Set problem —
All entries below need to be written out exactly, but without their pictures.

Data to process —
<<<<
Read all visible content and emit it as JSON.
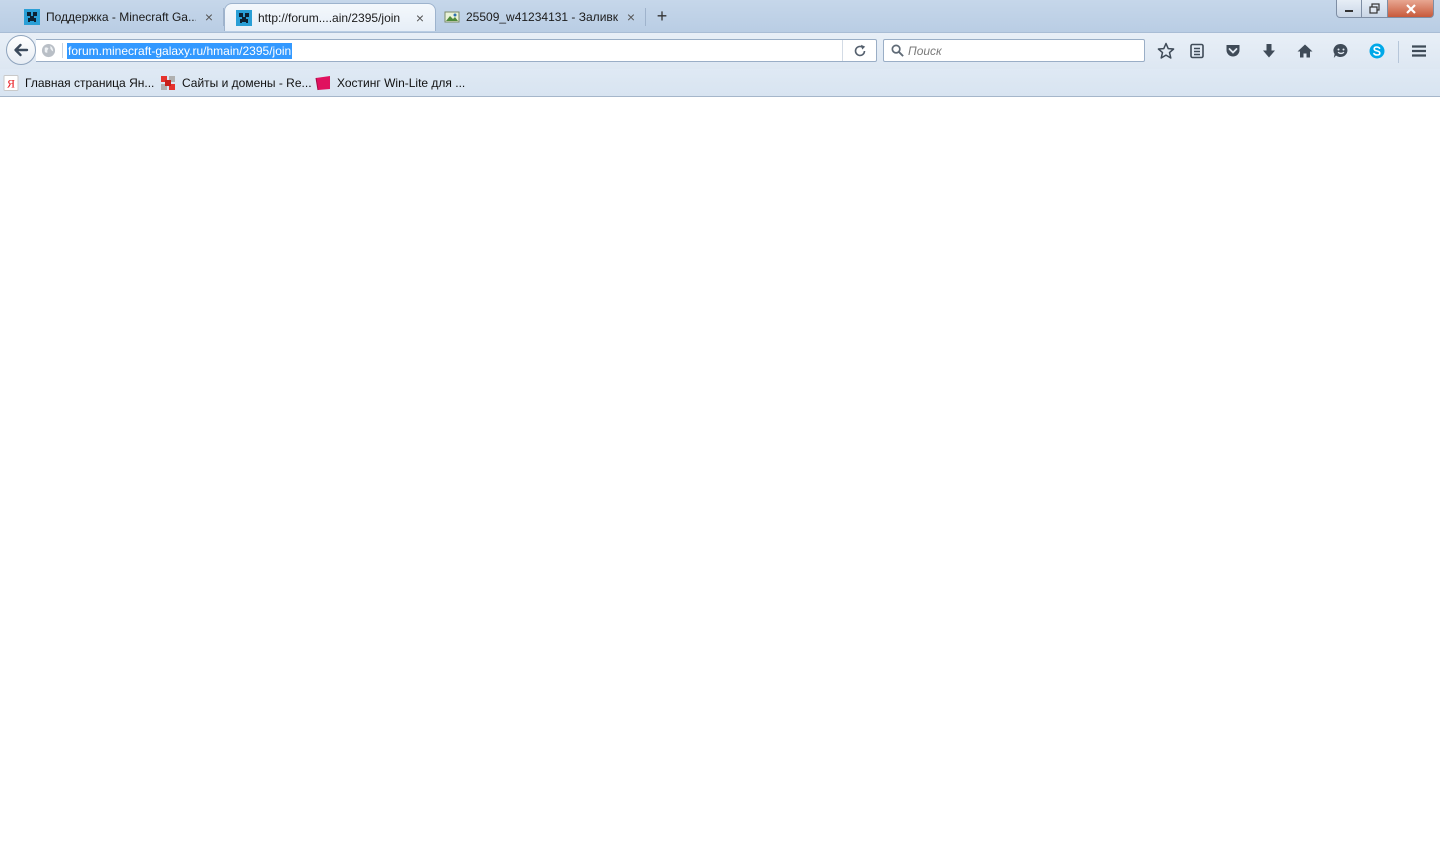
{
  "tabs": [
    {
      "title": "Поддержка - Minecraft Ga...",
      "icon": "creeper-favicon-icon"
    },
    {
      "title": "http://forum....ain/2395/join",
      "icon": "creeper-favicon-icon"
    },
    {
      "title": "25509_w41234131 - Заливк...",
      "icon": "image-favicon-icon"
    }
  ],
  "url": "forum.minecraft-galaxy.ru/hmain/2395/join",
  "search": {
    "placeholder": "Поиск",
    "value": ""
  },
  "bookmarks": [
    {
      "label": "Главная страница Ян...",
      "icon": "yandex-icon"
    },
    {
      "label": "Сайты и домены - Re...",
      "icon": "reg-ru-icon"
    },
    {
      "label": "Хостинг Win-Lite для ...",
      "icon": "winlite-icon"
    }
  ],
  "colors": {
    "selection": "#3399ff",
    "chrome": "#c6d7ea"
  }
}
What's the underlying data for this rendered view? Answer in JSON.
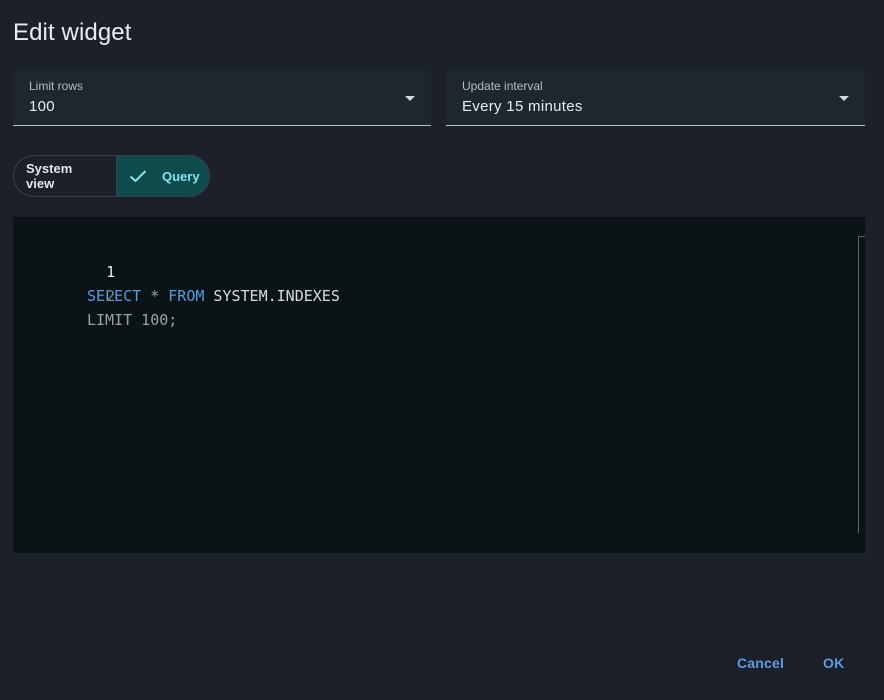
>>>>
In response —
Read all visible content and emit it as JSON.
{
  "tabs": [
    {
      "title": "Поддержка - Minecraft Ga...",
      "icon": "creeper-favicon-icon"
    },
    {
      "title": "http://forum....ain/2395/join",
      "icon": "creeper-favicon-icon"
    },
    {
      "title": "25509_w41234131 - Заливк...",
      "icon": "image-favicon-icon"
    }
  ],
  "url": "forum.minecraft-galaxy.ru/hmain/2395/join",
  "search": {
    "placeholder": "Поиск",
    "value": ""
  },
  "bookmarks": [
    {
      "label": "Главная страница Ян...",
      "icon": "yandex-icon"
    },
    {
      "label": "Сайты и домены - Re...",
      "icon": "reg-ru-icon"
    },
    {
      "label": "Хостинг Win-Lite для ...",
      "icon": "winlite-icon"
    }
  ],
  "colors": {
    "selection": "#3399ff",
    "chrome": "#c6d7ea"
  }
}
What's the underlying data for this rendered view? Answer in JSON.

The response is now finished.